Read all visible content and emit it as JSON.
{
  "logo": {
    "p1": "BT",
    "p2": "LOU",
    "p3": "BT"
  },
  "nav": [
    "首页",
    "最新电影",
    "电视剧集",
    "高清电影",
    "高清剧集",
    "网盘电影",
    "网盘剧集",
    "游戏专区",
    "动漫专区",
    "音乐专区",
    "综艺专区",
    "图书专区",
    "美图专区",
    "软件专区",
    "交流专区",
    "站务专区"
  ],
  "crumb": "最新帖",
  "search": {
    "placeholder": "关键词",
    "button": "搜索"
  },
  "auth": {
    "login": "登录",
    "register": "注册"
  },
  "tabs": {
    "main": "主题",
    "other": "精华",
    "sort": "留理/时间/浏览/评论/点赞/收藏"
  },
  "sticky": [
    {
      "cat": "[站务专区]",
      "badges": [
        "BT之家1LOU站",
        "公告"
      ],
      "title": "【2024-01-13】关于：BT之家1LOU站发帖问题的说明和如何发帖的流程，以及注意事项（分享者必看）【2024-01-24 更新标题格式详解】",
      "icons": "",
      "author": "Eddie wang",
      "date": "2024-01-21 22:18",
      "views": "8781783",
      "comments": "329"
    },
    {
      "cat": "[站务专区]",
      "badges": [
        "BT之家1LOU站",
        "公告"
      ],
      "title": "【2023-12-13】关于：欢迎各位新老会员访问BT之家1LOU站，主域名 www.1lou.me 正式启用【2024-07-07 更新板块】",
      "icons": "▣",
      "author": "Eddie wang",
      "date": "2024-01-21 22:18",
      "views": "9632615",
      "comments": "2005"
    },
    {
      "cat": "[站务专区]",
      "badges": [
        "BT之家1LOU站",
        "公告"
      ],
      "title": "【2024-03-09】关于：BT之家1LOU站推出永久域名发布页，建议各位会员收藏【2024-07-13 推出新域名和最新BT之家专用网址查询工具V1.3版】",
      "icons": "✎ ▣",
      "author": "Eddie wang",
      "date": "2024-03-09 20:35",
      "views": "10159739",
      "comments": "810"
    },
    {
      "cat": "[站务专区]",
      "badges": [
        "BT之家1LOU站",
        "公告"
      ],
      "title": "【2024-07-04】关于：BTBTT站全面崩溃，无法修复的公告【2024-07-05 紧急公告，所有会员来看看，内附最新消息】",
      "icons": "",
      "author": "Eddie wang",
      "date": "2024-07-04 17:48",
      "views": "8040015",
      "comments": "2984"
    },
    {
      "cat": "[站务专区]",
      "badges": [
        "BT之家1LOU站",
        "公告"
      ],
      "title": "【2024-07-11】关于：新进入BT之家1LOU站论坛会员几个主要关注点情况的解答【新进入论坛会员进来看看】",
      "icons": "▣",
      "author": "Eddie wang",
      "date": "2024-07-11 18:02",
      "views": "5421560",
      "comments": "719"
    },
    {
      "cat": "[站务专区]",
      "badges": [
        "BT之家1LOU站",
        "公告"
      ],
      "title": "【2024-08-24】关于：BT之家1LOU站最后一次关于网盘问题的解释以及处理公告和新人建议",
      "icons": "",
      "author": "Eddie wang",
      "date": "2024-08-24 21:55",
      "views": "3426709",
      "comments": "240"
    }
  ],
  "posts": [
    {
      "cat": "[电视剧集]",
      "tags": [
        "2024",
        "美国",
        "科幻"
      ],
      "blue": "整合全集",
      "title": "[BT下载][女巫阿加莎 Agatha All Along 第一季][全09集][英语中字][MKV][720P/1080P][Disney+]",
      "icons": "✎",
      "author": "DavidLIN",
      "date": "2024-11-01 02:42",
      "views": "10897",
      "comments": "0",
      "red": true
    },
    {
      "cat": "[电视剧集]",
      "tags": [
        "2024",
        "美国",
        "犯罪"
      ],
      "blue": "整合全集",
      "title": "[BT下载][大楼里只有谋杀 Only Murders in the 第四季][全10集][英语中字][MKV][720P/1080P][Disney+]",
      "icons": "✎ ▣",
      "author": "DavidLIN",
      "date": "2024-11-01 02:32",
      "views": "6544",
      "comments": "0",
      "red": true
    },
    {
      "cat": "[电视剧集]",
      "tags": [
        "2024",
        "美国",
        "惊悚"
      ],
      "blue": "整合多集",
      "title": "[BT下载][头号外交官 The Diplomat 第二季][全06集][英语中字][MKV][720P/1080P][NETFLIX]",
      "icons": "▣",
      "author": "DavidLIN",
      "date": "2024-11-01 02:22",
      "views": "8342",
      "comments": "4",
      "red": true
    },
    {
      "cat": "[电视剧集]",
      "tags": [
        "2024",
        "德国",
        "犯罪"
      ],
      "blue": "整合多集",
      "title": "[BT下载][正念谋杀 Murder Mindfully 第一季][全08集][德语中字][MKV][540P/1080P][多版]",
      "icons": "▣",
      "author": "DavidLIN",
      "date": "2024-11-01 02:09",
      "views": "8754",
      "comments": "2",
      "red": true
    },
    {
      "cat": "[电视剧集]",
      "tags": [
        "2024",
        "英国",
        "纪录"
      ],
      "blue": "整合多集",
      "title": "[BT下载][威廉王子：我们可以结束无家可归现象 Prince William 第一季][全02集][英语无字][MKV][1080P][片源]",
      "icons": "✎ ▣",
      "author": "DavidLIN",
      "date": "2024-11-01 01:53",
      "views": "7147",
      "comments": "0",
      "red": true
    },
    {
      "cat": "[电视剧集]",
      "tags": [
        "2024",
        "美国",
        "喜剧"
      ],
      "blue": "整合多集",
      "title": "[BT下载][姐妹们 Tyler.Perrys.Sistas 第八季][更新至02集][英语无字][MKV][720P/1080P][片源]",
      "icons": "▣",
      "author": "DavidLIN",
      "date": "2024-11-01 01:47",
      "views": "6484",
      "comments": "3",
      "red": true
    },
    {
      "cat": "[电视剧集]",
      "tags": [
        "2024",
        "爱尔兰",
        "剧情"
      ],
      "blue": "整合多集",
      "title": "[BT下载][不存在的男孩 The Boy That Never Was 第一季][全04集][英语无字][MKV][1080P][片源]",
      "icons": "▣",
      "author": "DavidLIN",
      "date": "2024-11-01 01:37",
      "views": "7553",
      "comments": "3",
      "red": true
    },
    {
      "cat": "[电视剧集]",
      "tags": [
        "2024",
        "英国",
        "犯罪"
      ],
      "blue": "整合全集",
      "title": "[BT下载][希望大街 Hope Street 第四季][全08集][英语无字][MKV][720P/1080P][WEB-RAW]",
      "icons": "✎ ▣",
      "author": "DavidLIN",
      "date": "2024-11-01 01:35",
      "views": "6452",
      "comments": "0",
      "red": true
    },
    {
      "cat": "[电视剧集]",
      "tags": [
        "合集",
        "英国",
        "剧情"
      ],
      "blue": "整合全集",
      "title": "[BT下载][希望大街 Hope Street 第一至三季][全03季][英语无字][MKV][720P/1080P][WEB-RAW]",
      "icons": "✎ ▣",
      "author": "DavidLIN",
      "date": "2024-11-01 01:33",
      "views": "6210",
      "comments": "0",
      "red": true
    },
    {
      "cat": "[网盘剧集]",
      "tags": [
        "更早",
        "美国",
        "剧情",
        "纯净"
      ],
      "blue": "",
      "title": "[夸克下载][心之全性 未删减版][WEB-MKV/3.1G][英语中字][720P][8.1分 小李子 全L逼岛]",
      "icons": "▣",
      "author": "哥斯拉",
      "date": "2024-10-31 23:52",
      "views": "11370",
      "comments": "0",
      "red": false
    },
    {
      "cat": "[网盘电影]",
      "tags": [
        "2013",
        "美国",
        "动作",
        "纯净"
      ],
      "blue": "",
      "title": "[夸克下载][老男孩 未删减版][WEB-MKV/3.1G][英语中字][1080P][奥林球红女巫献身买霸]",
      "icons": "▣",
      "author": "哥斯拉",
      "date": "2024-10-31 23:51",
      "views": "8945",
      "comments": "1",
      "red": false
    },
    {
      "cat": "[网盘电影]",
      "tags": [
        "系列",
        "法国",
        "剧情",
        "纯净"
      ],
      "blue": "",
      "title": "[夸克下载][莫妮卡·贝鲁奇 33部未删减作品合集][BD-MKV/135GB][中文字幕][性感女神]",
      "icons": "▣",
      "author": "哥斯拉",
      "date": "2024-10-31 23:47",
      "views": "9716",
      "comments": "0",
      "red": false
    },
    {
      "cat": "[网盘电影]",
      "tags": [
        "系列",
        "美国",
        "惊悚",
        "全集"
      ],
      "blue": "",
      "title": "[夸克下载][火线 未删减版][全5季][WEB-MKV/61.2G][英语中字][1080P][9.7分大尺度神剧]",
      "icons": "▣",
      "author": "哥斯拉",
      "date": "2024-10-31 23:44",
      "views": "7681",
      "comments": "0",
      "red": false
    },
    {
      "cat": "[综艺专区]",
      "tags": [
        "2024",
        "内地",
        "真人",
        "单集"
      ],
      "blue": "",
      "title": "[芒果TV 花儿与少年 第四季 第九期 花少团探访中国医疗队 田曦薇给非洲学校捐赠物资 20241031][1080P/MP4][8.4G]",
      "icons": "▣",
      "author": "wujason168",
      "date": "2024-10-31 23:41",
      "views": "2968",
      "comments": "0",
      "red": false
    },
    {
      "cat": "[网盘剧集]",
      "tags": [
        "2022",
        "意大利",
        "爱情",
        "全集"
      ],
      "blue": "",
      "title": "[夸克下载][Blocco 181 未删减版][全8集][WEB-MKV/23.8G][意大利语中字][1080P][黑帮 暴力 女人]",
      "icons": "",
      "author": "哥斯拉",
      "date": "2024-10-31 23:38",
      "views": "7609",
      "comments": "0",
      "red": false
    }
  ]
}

☆ ☆ ☆ ☆ ☆ ☆ ☆

Among the records above, how many lines carry the string "BT下载"? Reply with the number alone.

9